Getting it done

Today has been pleasingly active and productive so far.

Did the bankward thing this morning. Around 11 am, Julian drove me there for my once a month trip to withdraw some cash.

It used to be my once a month trip to cash my cheque, but then I got direct deposit.

Oh so much more convenient.

I haven’t completely given up on my dream of being able to spend the money in my bank account online, but I am increasingly sure that I will have to switch to RBC to do it.

Every time I try to explain what I want to the folks at my VanCity branch, they look at me like I just sprouted a third hand and it’s doing the “wanky wanky” motion.

Anyhow, so as usual, I got them to tell me the balance on the account and withdrew cash based on how much I had in there.

Then it was off to PriceMart so Julian could kindly go in and buy this month’s PayPower card for me.

With $500 on it, which is the limit. Rather inconveniently.

One of these months I’ll just buy two of them.

Then it was time to go back home, where I registered said PayPower card.

Lately I have been able to read the tiny little numbers off the back of the card myself, and thus I have not had to call upon Julian and borrow his eyes.

__Material supplied__:
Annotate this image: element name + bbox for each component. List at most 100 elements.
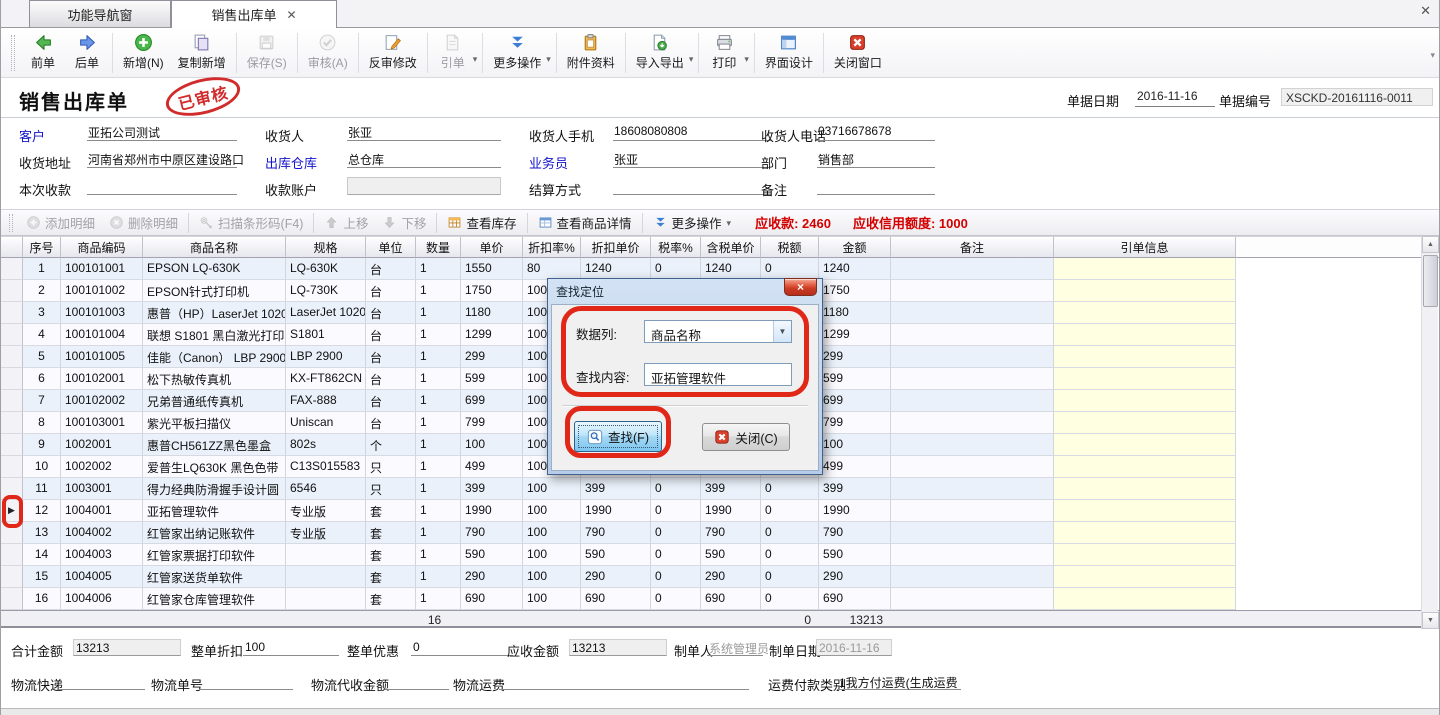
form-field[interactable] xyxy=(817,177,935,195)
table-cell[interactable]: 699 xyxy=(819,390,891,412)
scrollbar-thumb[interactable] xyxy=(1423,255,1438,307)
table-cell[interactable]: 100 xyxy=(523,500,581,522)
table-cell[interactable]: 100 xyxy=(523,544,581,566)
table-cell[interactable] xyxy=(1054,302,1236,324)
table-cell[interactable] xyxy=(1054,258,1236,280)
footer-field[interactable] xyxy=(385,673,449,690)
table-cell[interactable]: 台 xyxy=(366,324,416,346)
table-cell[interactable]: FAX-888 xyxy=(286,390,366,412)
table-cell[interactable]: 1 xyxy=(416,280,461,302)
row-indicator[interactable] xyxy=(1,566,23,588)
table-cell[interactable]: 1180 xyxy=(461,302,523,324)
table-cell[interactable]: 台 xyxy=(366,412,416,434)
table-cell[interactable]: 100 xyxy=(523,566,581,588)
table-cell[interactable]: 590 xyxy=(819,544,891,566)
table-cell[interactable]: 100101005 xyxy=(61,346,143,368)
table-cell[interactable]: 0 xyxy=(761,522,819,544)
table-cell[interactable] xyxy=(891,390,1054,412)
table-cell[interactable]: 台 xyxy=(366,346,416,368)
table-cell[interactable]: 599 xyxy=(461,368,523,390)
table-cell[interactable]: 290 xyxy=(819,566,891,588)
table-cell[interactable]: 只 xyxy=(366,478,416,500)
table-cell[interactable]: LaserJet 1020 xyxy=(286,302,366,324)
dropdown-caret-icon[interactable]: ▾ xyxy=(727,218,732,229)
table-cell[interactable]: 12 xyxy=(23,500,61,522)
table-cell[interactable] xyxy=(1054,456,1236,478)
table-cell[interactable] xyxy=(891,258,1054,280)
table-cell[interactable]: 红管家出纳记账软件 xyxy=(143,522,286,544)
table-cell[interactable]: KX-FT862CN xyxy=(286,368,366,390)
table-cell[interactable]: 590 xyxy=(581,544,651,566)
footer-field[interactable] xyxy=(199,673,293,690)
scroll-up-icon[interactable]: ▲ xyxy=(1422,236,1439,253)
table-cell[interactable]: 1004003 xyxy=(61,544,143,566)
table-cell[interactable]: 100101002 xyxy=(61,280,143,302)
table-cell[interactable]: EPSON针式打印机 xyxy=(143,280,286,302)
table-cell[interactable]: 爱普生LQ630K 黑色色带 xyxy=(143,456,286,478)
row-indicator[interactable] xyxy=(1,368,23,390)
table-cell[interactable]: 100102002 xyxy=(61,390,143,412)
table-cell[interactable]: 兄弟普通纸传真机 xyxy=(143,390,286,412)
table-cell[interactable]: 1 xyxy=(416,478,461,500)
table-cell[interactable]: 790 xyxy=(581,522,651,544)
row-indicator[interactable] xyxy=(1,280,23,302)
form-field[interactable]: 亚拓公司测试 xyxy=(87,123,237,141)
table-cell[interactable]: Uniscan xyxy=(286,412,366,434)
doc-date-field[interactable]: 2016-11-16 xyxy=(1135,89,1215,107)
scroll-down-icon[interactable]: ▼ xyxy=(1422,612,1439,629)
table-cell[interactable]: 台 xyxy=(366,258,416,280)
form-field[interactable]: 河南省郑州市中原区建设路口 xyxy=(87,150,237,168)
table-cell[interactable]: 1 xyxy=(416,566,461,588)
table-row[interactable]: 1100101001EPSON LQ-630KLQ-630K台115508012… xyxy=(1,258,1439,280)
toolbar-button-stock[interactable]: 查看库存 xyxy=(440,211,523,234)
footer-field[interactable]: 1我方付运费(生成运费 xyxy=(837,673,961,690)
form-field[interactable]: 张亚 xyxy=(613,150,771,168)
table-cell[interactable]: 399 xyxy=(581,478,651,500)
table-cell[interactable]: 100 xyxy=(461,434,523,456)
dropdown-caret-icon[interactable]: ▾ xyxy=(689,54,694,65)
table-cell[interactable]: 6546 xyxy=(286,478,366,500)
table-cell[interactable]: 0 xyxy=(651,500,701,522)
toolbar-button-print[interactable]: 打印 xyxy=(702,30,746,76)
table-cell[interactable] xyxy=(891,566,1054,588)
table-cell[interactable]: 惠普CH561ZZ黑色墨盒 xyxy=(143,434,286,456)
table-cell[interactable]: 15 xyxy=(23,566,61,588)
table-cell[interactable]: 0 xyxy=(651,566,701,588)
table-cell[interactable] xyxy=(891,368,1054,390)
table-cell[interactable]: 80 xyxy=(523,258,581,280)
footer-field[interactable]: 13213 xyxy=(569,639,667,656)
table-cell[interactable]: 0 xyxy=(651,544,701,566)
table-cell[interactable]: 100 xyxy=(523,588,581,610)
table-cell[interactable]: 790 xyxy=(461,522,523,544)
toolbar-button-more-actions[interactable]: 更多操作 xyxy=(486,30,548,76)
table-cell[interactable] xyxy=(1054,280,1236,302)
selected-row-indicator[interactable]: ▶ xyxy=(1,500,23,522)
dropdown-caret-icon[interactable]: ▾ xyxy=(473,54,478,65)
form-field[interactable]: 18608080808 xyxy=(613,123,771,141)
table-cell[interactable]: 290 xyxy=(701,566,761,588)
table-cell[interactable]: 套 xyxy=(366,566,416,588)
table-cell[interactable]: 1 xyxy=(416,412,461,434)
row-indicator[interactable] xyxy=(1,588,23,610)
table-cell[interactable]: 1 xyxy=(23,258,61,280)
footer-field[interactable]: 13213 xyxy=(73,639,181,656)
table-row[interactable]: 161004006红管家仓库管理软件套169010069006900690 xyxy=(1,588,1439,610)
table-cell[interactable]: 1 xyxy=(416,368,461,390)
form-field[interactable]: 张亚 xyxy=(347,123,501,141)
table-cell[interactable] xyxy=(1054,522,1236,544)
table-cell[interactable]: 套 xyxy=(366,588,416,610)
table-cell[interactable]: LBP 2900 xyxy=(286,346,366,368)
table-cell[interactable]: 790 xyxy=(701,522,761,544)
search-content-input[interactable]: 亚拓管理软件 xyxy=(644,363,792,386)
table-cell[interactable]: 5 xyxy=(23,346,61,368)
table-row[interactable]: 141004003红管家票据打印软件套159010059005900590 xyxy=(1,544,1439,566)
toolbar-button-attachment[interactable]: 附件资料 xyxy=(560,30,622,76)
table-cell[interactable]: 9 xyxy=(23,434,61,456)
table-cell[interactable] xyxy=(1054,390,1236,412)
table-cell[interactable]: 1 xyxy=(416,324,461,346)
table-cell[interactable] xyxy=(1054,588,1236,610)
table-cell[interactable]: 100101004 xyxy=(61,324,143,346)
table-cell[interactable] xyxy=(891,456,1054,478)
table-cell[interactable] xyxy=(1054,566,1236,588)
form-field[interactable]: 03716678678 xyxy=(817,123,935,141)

__Given task__:
Answer these questions about the post on the trip to the bank:
(a) At about what time did Julian drive the writer to the bank?
(b) At which store was this month's PayPower card bought?
(c) How much money was on the card?

__Task result__:
(a) Around 11 am.
(b) PriceMart.
(c) $500, which is the limit.